## [SELECTED EXTRACT]
Luopan is a Chinese magnetic compass, also known as mariner's compass or Feng Shui compass. It is used by mariners during navigations and also used by Feng Shui consultant to determine the precise direction of a structure or other item.

Like a conventional compass, a luopan is a direction finder. However, a luopan differs from a compass in several important ways. The most obvious difference is the Feng Shui formulas embedded in from 1 up to 40 concentric rings on the surface. This is a metal or wooden plate known as the heaven dial. The circular metal or wooden plate typically sits on a wooden base known as the earth plate. The heaven dial rotates freely on the earth plate.

A red wire or thread that crosses the earth plate and heaven dial at 90-degree angles is the Heaven Center Cross Line, or Red Cross Grid Line. This line is used to find the direction and note position on the rings. The schematic of earth plate, heaven plate, and grid lines is part of the two cords and four hooks geometrical diagram in use since at least the Warring States period.

A conventional compass has markings for four or eight directions, while a luopan typically contains markings for 24 directions. This translates to 15 degrees per direction. Interestingly, the Sun takes approximately 15.2 days to traverse a point. If you mark a series of 24 points on the ecliptic it creates a cycle of 365.25 days, which means that each degree on a luopan approximates a terrestrial day.

A luopan does not point to the north pole of Earth. The needle of a luopan points to the south magnetic pole (it does not point to the geographic pole). The Chinese word compass translates to "pointing-south needle".

Reference:
http://www.computersmiths.com/chineseinvention/compass.htm
http://www.luopan.org/archives/category/%E7%BD%97%E7%9B%98%E9%89%B4%E8%B5%8F
http://en.wikipedia.org/wiki/Luopan
http://www.kjfengshui.com/systems-i-use
http://baike.baidu.com/view/93916.htm
http://www.luopan.org/archives/category/%E7%BD%97%E7%9B%98%E9%89%B4%E8%B5%8F
http://blog.sina.cn/dpool/blog/ArtRead.php?nid=4a0b4ec00102du15&a_pos=1&vt=3

 This text content licensed under CC BY-NC.

Description
Diptych Luopan (mariner's box compass), wood / metal / glass, maker unknown, retailed by Fang Xiushui's shop, Wan'an, Anhui Province, China, mid 19th century - early 20th century.

## [RAW DATA]
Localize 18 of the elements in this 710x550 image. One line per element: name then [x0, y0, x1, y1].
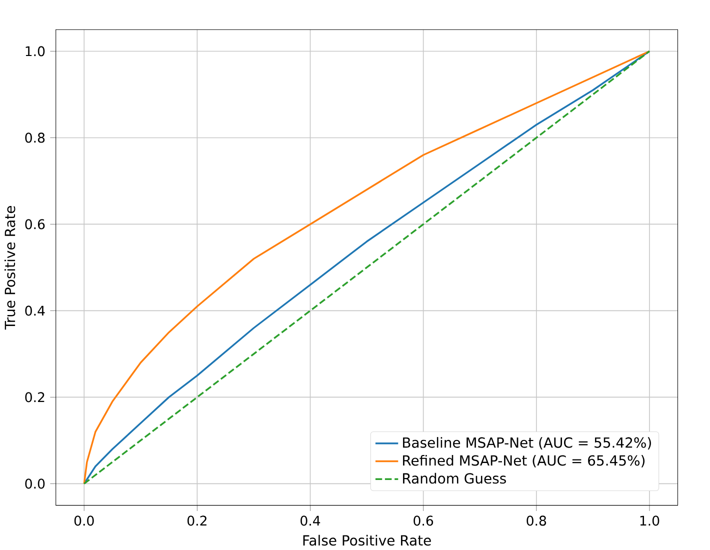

## [STATED PROBLEM A]
In the luopan text, what is the wooden base under the heaven dial called?
## [STATED PROBLEM B]
Output the portion of the luopan text starting at "Like a conventional" and ending at "Warring States period.".
The lines above come from a separate source, unrelated to the luopan text.

## [WRITTEN SOLUTION A]
The earth plate.

## [WRITTEN SOLUTION B]
Like a conventional compass, a luopan is a direction finder. However, a luopan differs from a compass in several important ways. The most obvious difference is the Feng Shui formulas embedded in from 1 up to 40 concentric rings on the surface. This is a metal or wooden plate known as the heaven dial. The circular metal or wooden plate typically sits on a wooden base known as the earth plate. The heaven dial rotates freely on the earth plate.

A red wire or thread that crosses the earth plate and heaven dial at 90-degree angles is the Heaven Center Cross Line, or Red Cross Grid Line. This line is used to find the direction and note position on the rings. The schematic of earth plate, heaven plate, and grid lines is part of the two cords and four hooks geometrical diagram in use since at least the Warring States period.